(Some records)
+ + +
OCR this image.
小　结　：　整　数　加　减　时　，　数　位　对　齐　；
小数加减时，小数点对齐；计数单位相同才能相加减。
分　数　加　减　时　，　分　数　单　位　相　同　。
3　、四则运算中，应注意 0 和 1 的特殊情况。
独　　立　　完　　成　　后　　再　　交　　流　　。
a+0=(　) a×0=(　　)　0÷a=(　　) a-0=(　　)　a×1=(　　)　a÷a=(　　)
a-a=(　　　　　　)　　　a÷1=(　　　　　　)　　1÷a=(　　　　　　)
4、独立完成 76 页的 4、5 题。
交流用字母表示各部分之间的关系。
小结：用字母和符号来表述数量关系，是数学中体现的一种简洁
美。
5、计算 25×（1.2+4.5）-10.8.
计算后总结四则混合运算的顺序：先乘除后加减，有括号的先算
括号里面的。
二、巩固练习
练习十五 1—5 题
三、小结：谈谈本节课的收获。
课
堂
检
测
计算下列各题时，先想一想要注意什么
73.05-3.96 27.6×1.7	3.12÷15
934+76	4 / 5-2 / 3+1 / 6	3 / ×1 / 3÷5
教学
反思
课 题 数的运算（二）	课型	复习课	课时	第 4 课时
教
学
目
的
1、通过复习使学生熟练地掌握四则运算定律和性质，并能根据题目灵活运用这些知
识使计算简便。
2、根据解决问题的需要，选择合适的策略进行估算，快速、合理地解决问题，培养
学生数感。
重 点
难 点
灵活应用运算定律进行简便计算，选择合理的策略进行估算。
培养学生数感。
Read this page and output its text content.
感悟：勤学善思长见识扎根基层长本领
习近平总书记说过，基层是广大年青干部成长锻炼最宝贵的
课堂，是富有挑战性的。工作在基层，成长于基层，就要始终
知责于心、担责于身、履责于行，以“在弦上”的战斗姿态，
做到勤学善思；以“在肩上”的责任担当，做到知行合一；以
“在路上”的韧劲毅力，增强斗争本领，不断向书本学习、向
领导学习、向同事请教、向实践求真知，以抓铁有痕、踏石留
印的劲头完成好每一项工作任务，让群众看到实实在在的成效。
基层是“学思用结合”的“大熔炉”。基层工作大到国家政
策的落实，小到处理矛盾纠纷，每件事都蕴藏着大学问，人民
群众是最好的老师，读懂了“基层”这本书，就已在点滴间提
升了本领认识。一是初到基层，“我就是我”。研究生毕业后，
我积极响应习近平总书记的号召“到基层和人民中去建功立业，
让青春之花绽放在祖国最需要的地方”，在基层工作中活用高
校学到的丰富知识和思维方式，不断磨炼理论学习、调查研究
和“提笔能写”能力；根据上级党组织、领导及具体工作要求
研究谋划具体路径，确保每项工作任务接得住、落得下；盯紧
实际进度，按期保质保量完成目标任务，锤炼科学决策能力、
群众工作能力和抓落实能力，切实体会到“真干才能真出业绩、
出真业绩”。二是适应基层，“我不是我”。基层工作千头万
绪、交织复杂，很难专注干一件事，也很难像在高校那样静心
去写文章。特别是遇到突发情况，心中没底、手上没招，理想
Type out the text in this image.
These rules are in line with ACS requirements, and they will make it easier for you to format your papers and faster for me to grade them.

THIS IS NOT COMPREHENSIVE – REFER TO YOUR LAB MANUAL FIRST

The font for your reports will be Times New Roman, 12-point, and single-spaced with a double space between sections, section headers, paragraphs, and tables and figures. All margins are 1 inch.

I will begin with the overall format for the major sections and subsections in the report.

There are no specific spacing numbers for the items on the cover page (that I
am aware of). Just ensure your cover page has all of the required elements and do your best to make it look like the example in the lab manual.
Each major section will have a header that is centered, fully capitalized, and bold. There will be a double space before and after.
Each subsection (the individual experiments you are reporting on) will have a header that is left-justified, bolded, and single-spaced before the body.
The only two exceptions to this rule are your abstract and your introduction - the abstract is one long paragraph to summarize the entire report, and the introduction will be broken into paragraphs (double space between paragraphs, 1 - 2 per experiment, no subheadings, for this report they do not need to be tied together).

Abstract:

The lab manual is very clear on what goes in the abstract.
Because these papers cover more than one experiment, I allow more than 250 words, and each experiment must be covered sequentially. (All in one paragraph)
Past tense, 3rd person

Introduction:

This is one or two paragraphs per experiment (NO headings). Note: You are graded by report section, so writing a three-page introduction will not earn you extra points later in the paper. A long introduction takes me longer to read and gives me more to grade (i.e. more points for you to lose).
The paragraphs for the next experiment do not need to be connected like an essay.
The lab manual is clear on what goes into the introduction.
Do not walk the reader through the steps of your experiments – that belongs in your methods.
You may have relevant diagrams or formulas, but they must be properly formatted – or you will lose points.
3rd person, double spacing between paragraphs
+ + +
> **TASK**: Check each line above for the string "experiments", then copy the ones that have it.

> **RESPONSE TO THIS EXERCISE**:
Each subsection (the individual experiments you are reporting on) will have a header that is left-justified, bolded, and single-spaced before the body.
Do not walk the reader through the steps of your experiments – that belongs in your methods.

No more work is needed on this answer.